■ What you are asked to do ■
Scan the data below for the string "screenshot". Show every line where it turns up.

■ Dataset entries ■

---*---

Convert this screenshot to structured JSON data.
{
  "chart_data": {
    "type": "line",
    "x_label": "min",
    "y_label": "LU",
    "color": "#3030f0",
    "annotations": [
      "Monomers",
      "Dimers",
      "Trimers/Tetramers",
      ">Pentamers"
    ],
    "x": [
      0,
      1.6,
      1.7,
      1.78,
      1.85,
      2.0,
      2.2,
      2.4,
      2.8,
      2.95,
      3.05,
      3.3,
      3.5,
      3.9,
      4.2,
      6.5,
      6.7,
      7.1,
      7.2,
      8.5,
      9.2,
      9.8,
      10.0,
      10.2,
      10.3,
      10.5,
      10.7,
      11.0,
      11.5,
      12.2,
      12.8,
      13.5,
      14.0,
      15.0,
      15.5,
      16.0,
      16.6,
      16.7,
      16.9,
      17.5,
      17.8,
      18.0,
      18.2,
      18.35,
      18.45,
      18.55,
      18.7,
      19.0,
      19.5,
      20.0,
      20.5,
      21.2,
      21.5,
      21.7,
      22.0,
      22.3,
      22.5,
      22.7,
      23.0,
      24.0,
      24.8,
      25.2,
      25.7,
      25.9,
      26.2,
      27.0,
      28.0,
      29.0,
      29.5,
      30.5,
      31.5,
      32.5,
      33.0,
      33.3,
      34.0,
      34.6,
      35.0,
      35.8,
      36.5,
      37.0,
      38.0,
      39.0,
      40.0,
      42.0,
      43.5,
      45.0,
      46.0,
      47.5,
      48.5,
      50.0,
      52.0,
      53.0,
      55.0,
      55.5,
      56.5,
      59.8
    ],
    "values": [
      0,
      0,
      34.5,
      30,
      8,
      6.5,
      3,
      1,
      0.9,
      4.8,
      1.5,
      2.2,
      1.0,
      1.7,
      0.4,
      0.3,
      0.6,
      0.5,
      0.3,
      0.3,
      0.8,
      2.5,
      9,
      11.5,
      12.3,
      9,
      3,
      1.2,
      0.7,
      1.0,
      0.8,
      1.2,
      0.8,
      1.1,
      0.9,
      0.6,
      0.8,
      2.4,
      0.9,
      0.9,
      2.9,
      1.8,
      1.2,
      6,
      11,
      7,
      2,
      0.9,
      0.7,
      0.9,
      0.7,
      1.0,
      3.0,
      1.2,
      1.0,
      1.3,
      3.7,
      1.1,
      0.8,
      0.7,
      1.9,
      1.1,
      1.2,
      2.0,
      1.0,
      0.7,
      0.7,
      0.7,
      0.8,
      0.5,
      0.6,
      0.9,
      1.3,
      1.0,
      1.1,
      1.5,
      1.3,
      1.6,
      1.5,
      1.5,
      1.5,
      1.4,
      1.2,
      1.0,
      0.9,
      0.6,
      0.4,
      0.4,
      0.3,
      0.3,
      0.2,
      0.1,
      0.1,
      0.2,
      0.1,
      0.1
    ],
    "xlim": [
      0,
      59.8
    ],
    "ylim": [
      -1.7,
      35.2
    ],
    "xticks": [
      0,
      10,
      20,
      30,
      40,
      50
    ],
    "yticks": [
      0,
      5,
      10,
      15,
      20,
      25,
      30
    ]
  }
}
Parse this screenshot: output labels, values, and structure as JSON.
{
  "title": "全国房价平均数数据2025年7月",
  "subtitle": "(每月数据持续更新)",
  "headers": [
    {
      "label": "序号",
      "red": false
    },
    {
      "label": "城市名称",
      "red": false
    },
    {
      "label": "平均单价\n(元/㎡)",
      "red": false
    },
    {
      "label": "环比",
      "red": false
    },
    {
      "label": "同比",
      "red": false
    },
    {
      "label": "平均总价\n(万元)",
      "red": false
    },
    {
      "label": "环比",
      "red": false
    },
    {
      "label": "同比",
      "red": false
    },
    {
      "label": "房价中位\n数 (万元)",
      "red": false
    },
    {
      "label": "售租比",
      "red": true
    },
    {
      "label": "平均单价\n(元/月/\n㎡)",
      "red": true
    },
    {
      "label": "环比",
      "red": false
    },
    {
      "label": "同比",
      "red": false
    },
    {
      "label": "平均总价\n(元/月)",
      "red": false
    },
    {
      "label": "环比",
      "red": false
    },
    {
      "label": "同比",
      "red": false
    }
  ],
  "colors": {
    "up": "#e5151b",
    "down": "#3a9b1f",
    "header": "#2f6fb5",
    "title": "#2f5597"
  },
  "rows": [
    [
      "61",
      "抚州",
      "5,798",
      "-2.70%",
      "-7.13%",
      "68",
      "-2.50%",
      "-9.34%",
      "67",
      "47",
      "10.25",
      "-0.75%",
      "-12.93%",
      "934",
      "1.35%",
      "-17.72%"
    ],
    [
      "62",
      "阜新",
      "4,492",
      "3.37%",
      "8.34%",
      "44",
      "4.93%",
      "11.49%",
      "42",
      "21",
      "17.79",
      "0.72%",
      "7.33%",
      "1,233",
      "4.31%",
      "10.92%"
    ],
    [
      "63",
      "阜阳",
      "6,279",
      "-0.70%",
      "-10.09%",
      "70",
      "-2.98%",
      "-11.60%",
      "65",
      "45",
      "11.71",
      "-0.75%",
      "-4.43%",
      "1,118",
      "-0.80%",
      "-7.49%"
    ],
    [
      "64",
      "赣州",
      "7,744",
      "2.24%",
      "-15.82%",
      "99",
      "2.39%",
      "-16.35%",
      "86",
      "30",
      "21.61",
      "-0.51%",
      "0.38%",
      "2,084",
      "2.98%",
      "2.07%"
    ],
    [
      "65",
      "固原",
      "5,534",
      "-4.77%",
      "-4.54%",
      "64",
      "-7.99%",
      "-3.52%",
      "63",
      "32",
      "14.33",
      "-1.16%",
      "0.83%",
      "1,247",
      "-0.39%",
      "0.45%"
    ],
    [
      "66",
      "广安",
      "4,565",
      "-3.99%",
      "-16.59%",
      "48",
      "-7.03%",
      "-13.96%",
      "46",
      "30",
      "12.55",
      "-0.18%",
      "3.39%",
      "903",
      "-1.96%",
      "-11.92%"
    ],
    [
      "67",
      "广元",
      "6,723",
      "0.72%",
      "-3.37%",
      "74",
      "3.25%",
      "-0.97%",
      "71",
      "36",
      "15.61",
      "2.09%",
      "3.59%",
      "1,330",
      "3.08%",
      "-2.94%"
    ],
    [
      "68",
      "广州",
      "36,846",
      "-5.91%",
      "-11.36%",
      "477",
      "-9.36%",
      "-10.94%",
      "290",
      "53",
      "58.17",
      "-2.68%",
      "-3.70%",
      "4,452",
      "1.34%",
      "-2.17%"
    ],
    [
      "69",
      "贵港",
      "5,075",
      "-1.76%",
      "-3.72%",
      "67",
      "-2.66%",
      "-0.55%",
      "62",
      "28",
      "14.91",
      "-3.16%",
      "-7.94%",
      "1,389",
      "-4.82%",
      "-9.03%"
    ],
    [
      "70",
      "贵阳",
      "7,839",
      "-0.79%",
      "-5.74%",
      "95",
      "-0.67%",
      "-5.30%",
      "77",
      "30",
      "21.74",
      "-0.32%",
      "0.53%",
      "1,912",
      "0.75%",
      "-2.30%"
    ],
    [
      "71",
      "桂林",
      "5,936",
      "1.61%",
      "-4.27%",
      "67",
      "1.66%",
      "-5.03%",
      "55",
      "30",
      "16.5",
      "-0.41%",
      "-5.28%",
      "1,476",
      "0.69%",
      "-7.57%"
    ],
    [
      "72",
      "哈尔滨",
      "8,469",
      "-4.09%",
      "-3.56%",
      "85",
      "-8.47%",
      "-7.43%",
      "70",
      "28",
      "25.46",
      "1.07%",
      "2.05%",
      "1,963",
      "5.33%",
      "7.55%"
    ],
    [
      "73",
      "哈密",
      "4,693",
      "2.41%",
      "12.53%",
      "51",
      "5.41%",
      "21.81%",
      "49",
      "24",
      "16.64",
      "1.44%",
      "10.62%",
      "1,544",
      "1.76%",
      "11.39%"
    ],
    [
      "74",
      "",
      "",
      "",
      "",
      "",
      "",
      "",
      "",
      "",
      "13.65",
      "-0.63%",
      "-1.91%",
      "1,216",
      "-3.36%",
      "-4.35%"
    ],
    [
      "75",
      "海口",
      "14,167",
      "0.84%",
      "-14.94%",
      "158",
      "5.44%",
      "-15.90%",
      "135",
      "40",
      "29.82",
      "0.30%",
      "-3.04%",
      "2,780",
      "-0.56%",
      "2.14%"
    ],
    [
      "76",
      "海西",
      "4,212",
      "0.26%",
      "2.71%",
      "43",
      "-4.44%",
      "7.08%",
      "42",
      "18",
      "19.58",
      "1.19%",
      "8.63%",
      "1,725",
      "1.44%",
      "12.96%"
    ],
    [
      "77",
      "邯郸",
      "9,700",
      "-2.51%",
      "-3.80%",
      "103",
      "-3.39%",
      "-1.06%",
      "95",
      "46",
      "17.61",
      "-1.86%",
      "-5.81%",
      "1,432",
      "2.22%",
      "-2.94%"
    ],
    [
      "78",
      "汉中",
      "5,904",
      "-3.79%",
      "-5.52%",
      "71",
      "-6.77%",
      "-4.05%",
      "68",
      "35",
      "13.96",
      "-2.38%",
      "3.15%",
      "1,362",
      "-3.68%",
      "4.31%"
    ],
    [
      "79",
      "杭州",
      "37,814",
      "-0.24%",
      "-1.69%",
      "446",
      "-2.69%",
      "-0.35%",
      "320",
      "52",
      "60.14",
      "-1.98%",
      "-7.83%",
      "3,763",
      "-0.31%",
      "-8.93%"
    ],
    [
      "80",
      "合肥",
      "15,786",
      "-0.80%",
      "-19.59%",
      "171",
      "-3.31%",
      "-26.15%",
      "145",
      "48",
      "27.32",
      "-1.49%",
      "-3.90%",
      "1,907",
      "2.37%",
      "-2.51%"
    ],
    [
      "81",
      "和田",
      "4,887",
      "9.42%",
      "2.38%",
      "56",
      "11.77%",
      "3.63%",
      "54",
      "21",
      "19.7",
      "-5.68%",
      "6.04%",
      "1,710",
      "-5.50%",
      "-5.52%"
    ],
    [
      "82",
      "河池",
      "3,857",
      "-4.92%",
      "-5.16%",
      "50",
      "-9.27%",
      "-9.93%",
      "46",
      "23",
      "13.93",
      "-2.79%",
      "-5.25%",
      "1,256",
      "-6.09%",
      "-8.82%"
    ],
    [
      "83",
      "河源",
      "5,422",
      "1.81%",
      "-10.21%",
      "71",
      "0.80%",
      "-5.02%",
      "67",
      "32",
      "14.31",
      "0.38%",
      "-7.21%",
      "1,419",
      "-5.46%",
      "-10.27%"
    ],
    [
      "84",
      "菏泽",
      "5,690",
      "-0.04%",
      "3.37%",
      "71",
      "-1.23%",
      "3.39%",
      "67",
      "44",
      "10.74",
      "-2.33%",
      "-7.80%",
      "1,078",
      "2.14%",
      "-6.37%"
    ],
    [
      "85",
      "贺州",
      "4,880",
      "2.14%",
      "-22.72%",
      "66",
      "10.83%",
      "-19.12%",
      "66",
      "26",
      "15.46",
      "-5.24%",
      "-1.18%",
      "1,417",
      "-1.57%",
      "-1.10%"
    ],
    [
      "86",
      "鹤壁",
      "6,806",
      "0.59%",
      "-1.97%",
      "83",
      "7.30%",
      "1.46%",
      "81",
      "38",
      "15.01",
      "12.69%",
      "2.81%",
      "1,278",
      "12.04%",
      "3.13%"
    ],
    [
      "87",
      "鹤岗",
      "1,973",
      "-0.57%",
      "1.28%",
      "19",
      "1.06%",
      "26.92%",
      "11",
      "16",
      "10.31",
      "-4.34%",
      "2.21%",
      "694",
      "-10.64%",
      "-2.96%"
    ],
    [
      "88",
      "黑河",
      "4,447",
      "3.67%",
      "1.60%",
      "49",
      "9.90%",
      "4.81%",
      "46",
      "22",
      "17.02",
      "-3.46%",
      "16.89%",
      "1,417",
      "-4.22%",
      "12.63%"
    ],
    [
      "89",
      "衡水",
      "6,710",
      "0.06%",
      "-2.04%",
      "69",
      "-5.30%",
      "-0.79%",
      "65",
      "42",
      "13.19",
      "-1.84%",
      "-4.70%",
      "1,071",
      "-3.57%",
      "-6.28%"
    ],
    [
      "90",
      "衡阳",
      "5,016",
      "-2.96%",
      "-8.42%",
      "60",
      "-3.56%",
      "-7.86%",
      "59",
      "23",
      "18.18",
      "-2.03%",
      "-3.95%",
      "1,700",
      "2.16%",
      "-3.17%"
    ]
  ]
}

---*---

■ Solution to this problem ■
Convert this screenshot to structured JSON data.
Parse this screenshot: output labels, values, and structure as JSON.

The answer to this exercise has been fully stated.